Entries taken from a collection:

=-=-=

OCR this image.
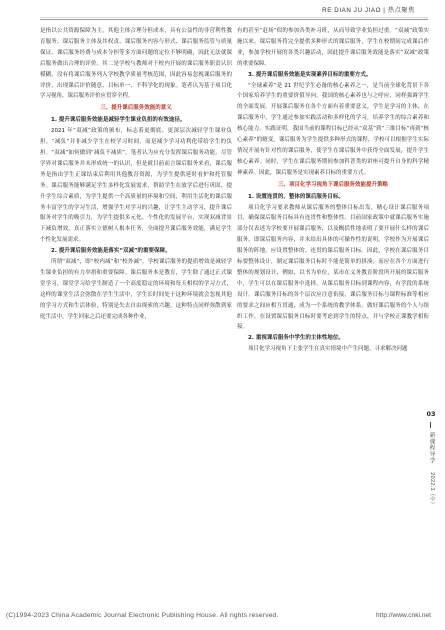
RE DIAN JU JIAO | 热点聚焦

是指以公共资源保障为主，其他主体合理分担成本，具有公益性的非营利性教育服务。课后服务主体及其权责、课后服务内容与形式、课后服务监管与质量保证、课后服务经费与成本分担等多方面问题的定位不够明确，因此无法就课后服务做出合理的评价。其二是学校与教师对于校内开展的课后服务职责认识模糊，没有将课后服务列入学校教学质量考核范围，因此容易忽视课后服务的评价，出现课后评价随意、目标单一、不科学化的现象。笔者认为基于项目化学习视角，课后服务评价应贯穿全程。

三、提升课后服务效能的意义

1. 提升课后服务效能是减轻学生课业负担的有效途径。

2021 年“双减”政策的颁布，标志着更彻底、更深层次减轻学生课业负担。“减负”并非减少学生在校学习时间，而是减少学习功利化带给学生的负担。“双减”如何做到“减负不减质”，笔者认为应充分发挥课后服务功能。尽管学界对课后服务并未形成统一的认识，但是就目前而言课后服务来看，课后服务是指由学生正课结束后利用其他教育资源，为学生提供延时看护和托管服务。课后服务能够满足学生多样化发展需求，帮助学生在放学后进行巩固，提升学生综合素质，为学生提供一个高质量的环境和空间，利用生活化的课后服务丰富学生的学习生活，增强学生对学习的兴趣，让学生主动学习，提升课后服务对学生的吸引力，为学生提供多元化、个性化的发展平台，实现双减背景下减负增效，真正落实立德树人根本任务，全面提升课后服务效能，满足学生个性化发展需求。

2. 提升课后服务效能是落实“双减”的重要保障。

所谓“双减”，即“校内减”和“校外减”。学校课后服务的提质增效是减轻学生课业负担的有力举措和重要保障。课后服务本是教育，学生除了通过正式课堂学习，课堂学习给学生制造了一个高度稳定的环境和每天相似的学习方式，这样的课堂生活会弥散在学生生活中，学生长时间处于这种环境就会忽视其他的学习方式和生活体验，特别是失去自由探索的兴趣。这种特点同样弥散到家庭生活中，学生回家之后还要完成各种作业，

有的甚至“赶场”似的参加各类补习班，从而导致学业负担过重。“双减”政策实施以来，课后服务将完全提供多种形式的课后服务，学生在校期间完成课后作业，参加学校开展的各类兴趣活动，因此提升课后服务效能是落实“双减”政策的重要保障。

3. 提升课后服务效能是实现素养目标的重要方式。

“全球素养”是 21 世纪学生必备的核心素养之一，是当前全球化背景下各个国家培养学生的重要价值导向，我国的核心素养也与之呼应，同样强调学生的全面发展。开展课后服务在各个方面有着重要意义，学生是学习的主体，在课后服务中，学生通过参加实践活动和多样化的学习，培养学生的综合素养和核心能力。实践证明，我国当前的课程目标已经从“双基”到“三维目标”再到“核心素养”的嬗变，课后服务为学生提供多种形式的课程，学校可以根据学生实际情况开展有针对性的课后服务，使学生在课后服务中获得全面发展，提升学生核心素养。同时，学生在课后服务期间参加科普类的讲座可提升自身的科学精神素养。因此，课后服务是实现素养目标的重要方式。

三、项目化学习视角下课后服务效能提升策略

1. 设置连贯的、整体的课后服务目标。

项目化学习要求教师从课后服务的整体目标出发，精心设计课后服务项目，确保课后服务目标具有连贯性和整体性。目前国家政策中就课后服务实施部分仅表述为学校要开展课后服务，以及概括性地表明了要开展什么样的课后服务，即课后服务内容，并未给出具体的可操作性的说明。学校作为开展课后服务的阵地，应设置整体的、连贯的课后服务目标。因此，学校在课后服务目标要整体设计，制定课后服务目标时不能是简单的拼凑，而应在各个方面进行整体的规划设计，例如，以书为单位，某市在义务教育阶段所开展的课后服务中，学生可以在课后服务中选择，从课后服务目标到课程内容，有学段的系统设计。课后服务目标的各个层次应注意衔接，课后服务目标与课程标准等相应的要求之间应相互贯通，成为一个系统的教学体系。做好课后服务的个人与组织工作，在设置课后服务目标时要考虑到学生的特点，并与学校正课教学相衔接。

2. 重视课后服务中学生的主体性地位。

项目化学习视角下主张学生在真实情境中产生问题、寻求解决问题

03
新课程导学
2022.1（中）
(C)1994-2023 China Academic Journal Electronic Publishing House. All rights reserved.	http://www.cnki.net
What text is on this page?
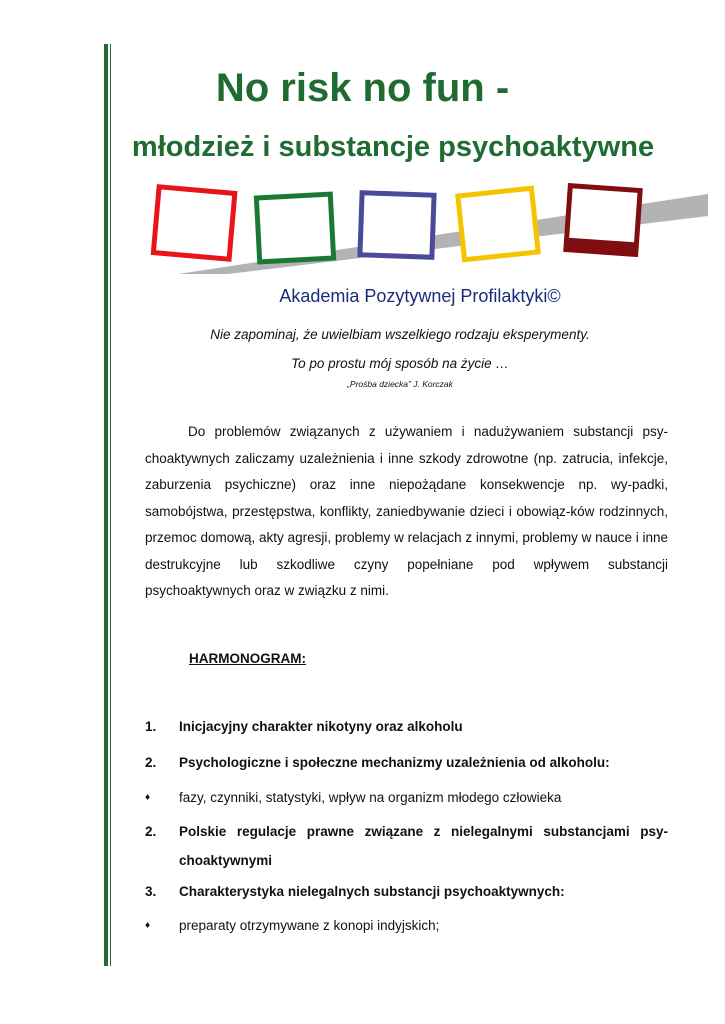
No risk no fun -
młodzież i substancje psychoaktywne

Akademia Pozytywnej Profilaktyki©

Nie zapominaj, że uwielbiam wszelkiego rodzaju eksperymenty.

To po prostu mój sposób na życie …

„Prośba dziecka” J. Korczak

Do problemów związanych z używaniem i nadużywaniem substancji psy-choaktywnych zaliczamy uzależnienia i inne szkody zdrowotne (np. zatrucia, infekcje, zaburzenia psychiczne) oraz inne niepożądane konsekwencje np. wy-padki, samobójstwa, przestępstwa, konflikty, zaniedbywanie dzieci i obowiąz-ków rodzinnych, przemoc domową, akty agresji, problemy w relacjach z innymi, problemy w nauce i inne destrukcyjne lub szkodliwe czyny popełniane pod wpływem substancji psychoaktywnych oraz w związku z nimi.

HARMONOGRAM:

1.	Inicjacyjny charakter nikotyny oraz alkoholu
2.	Psychologiczne i społeczne mechanizmy uzależnienia od alkoholu:
♦	fazy, czynniki, statystyki, wpływ na organizm młodego człowieka
2.	Polskie regulacje prawne związane z nielegalnymi substancjami psy-choaktywnymi
3.	Charakterystyka nielegalnych substancji psychoaktywnych:
♦	preparaty otrzymywane z konopi indyjskich;
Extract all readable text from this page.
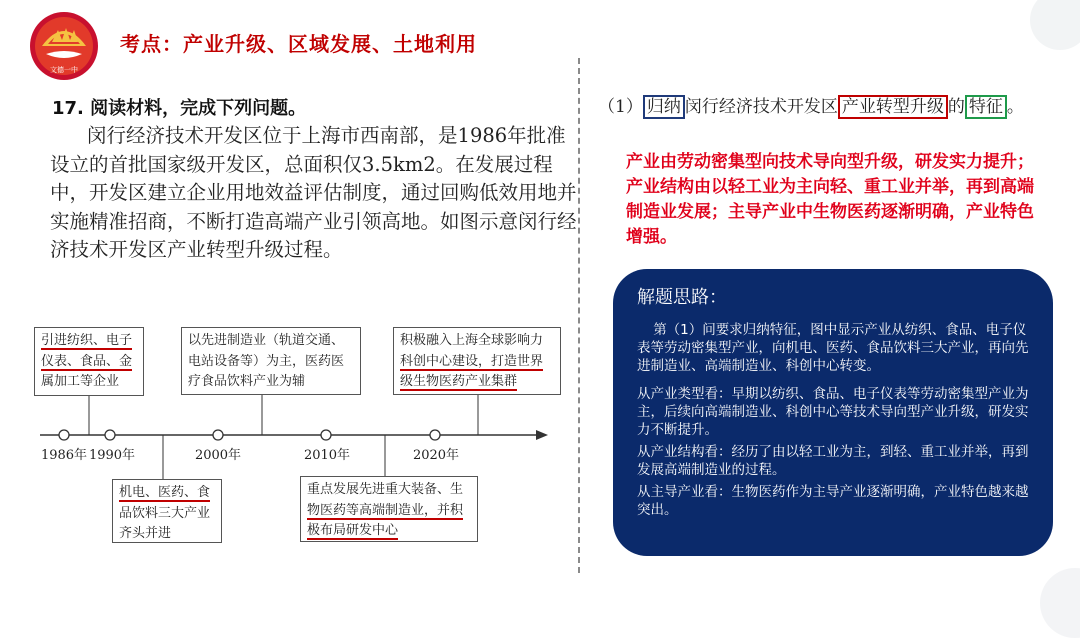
文德一中
考点：产业升级、区域发展、土地利用
17. 阅读材料，完成下列问题。

闵行经济技术开发区位于上海市西南部，是1986年批准设立的首批国家级开发区，总面积仅3.5km2。在发展过程中，开发区建立企业用地效益评估制度，通过回购低效用地并实施精准招商，不断打造高端产业引领高地。如图示意闵行经济技术开发区产业转型升级过程。

1986年 1990年	2000年	2010年	2020年
引进纺织、电子
仪表、食品、金
属加工等企业
机电、医药、食
品饮料三大产业
齐头并进
以先进制造业（轨道交通、
电站设备等）为主，医药医
疗食品饮料产业为辅
重点发展先进重大装备、生
物医药等高端制造业，并积
极布局研发中心
积极融入上海全球影响力
科创中心建设，打造世界
级生物医药产业集群
（1） 归纳 闵行经济技术开发区 产业转型升级 的 特征 。

产业由劳动密集型向技术导向型升级，研发实力提升；产业结构由以轻工业为主向轻、重工业并举，再到高端制造业发展；主导产业中生物医药逐渐明确，产业特色增强。

解题思路：

第（1）问要求归纳特征，图中显示产业从纺织、食品、电子仪表等劳动密集型产业，向机电、医药、食品饮料三大产业，再向先进制造业、高端制造业、科创中心转变。

从产业类型看：早期以纺织、食品、电子仪表等劳动密集型产业为主，后续向高端制造业、科创中心等技术导向型产业升级，研发实力不断提升。

从产业结构看：经历了由以轻工业为主，到轻、重工业并举，再到发展高端制造业的过程。

从主导产业看：生物医药作为主导产业逐渐明确，产业特色越来越突出。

=-=-=

EXERCISE GOAL =
Your task is to repeat the data above exactly while excluding the pictures.

REPLY TO THE EXERCISE =
OCR this image.
RE DIAN JU JIAO | 热点聚焦

是指以公共资源保障为主，其他主体合理分担成本，具有公益性的非营利性教育服务。课后服务主体及其权责、课后服务内容与形式、课后服务监管与质量保证、课后服务经费与成本分担等多方面问题的定位不够明确，因此无法就课后服务做出合理的评价。其二是学校与教师对于校内开展的课后服务职责认识模糊，没有将课后服务列入学校教学质量考核范围，因此容易忽视课后服务的评价，出现课后评价随意、目标单一、不科学化的现象。笔者认为基于项目化学习视角，课后服务评价应贯穿全程。

三、提升课后服务效能的意义

1. 提升课后服务效能是减轻学生课业负担的有效途径。

2021 年“双减”政策的颁布，标志着更彻底、更深层次减轻学生课业负担。“减负”并非减少学生在校学习时间，而是减少学习功利化带给学生的负担。“双减”如何做到“减负不减质”，笔者认为应充分发挥课后服务功能。尽管学界对课后服务并未形成统一的认识，但是就目前而言课后服务来看，课后服务是指由学生正课结束后利用其他教育资源，为学生提供延时看护和托管服务。课后服务能够满足学生多样化发展需求，帮助学生在放学后进行巩固，提升学生综合素质，为学生提供一个高质量的环境和空间，利用生活化的课后服务丰富学生的学习生活，增强学生对学习的兴趣，让学生主动学习，提升课后服务对学生的吸引力，为学生提供多元化、个性化的发展平台，实现双减背景下减负增效，真正落实立德树人根本任务，全面提升课后服务效能，满足学生个性化发展需求。

2. 提升课后服务效能是落实“双减”的重要保障。

所谓“双减”，即“校内减”和“校外减”。学校课后服务的提质增效是减轻学生课业负担的有力举措和重要保障。课后服务本是教育，学生除了通过正式课堂学习，课堂学习给学生制造了一个高度稳定的环境和每天相似的学习方式，这样的课堂生活会弥散在学生生活中，学生长时间处于这种环境就会忽视其他的学习方式和生活体验，特别是失去自由探索的兴趣。这种特点同样弥散到家庭生活中，学生回家之后还要完成各种作业，

有的甚至“赶场”似的参加各类补习班，从而导致学业负担过重。“双减”政策实施以来，课后服务将完全提供多种形式的课后服务，学生在校期间完成课后作业，参加学校开展的各类兴趣活动，因此提升课后服务效能是落实“双减”政策的重要保障。

3. 提升课后服务效能是实现素养目标的重要方式。

“全球素养”是 21 世纪学生必备的核心素养之一，是当前全球化背景下各个国家培养学生的重要价值导向，我国的核心素养也与之呼应，同样强调学生的全面发展。开展课后服务在各个方面有着重要意义，学生是学习的主体，在课后服务中，学生通过参加实践活动和多样化的学习，培养学生的综合素养和核心能力。实践证明，我国当前的课程目标已经从“双基”到“三维目标”再到“核心素养”的嬗变，课后服务为学生提供多种形式的课程，学校可以根据学生实际情况开展有针对性的课后服务，使学生在课后服务中获得全面发展，提升学生核心素养。同时，学生在课后服务期间参加科普类的讲座可提升自身的科学精神素养。因此，课后服务是实现素养目标的重要方式。

三、项目化学习视角下课后服务效能提升策略

1. 设置连贯的、整体的课后服务目标。

项目化学习要求教师从课后服务的整体目标出发，精心设计课后服务项目，确保课后服务目标具有连贯性和整体性。目前国家政策中就课后服务实施部分仅表述为学校要开展课后服务，以及概括性地表明了要开展什么样的课后服务，即课后服务内容，并未给出具体的可操作性的说明。学校作为开展课后服务的阵地，应设置整体的、连贯的课后服务目标。因此，学校在课后服务目标要整体设计，制定课后服务目标时不能是简单的拼凑，而应在各个方面进行整体的规划设计，例如，以书为单位，某市在义务教育阶段所开展的课后服务中，学生可以在课后服务中选择，从课后服务目标到课程内容，有学段的系统设计。课后服务目标的各个层次应注意衔接，课后服务目标与课程标准等相应的要求之间应相互贯通，成为一个系统的教学体系。做好课后服务的个人与组织工作，在设置课后服务目标时要考虑到学生的特点，并与学校正课教学相衔接。

2. 重视课后服务中学生的主体性地位。

项目化学习视角下主张学生在真实情境中产生问题、寻求解决问题

03
新课程导学
2022.1（中）
(C)1994-2023 China Academic Journal Electronic Publishing House. All rights reserved.	http://www.cnki.net
What text is on this page?
No risk no fun -
młodzież i substancje psychoaktywne

Akademia Pozytywnej Profilaktyki©

Nie zapominaj, że uwielbiam wszelkiego rodzaju eksperymenty.

To po prostu mój sposób na życie …

„Prośba dziecka” J. Korczak

Do problemów związanych z używaniem i nadużywaniem substancji psy-choaktywnych zaliczamy uzależnienia i inne szkody zdrowotne (np. zatrucia, infekcje, zaburzenia psychiczne) oraz inne niepożądane konsekwencje np. wy-padki, samobójstwa, przestępstwa, konflikty, zaniedbywanie dzieci i obowiąz-ków rodzinnych, przemoc domową, akty agresji, problemy w relacjach z innymi, problemy w nauce i inne destrukcyjne lub szkodliwe czyny popełniane pod wpływem substancji psychoaktywnych oraz w związku z nimi.

HARMONOGRAM:

1.	Inicjacyjny charakter nikotyny oraz alkoholu
2.	Psychologiczne i społeczne mechanizmy uzależnienia od alkoholu:
♦	fazy, czynniki, statystyki, wpływ na organizm młodego człowieka
2.	Polskie regulacje prawne związane z nielegalnymi substancjami psy-choaktywnymi
3.	Charakterystyka nielegalnych substancji psychoaktywnych:
♦	preparaty otrzymywane z konopi indyjskich;
Extract all readable text from this page.
文德一中
考点：产业升级、区域发展、土地利用
17. 阅读材料，完成下列问题。

闵行经济技术开发区位于上海市西南部，是1986年批准设立的首批国家级开发区，总面积仅3.5km2。在发展过程中，开发区建立企业用地效益评估制度，通过回购低效用地并实施精准招商，不断打造高端产业引领高地。如图示意闵行经济技术开发区产业转型升级过程。

1986年 1990年	2000年	2010年	2020年
引进纺织、电子
仪表、食品、金
属加工等企业
机电、医药、食
品饮料三大产业
齐头并进
以先进制造业（轨道交通、
电站设备等）为主，医药医
疗食品饮料产业为辅
重点发展先进重大装备、生
物医药等高端制造业，并积
极布局研发中心
积极融入上海全球影响力
科创中心建设，打造世界
级生物医药产业集群
（1） 归纳 闵行经济技术开发区 产业转型升级 的 特征 。

产业由劳动密集型向技术导向型升级，研发实力提升；产业结构由以轻工业为主向轻、重工业并举，再到高端制造业发展；主导产业中生物医药逐渐明确，产业特色增强。

解题思路：

第（1）问要求归纳特征，图中显示产业从纺织、食品、电子仪表等劳动密集型产业，向机电、医药、食品饮料三大产业，再向先进制造业、高端制造业、科创中心转变。

从产业类型看：早期以纺织、食品、电子仪表等劳动密集型产业为主，后续向高端制造业、科创中心等技术导向型产业升级，研发实力不断提升。

从产业结构看：经历了由以轻工业为主，到轻、重工业并举，再到发展高端制造业的过程。

从主导产业看：生物医药作为主导产业逐渐明确，产业特色越来越突出。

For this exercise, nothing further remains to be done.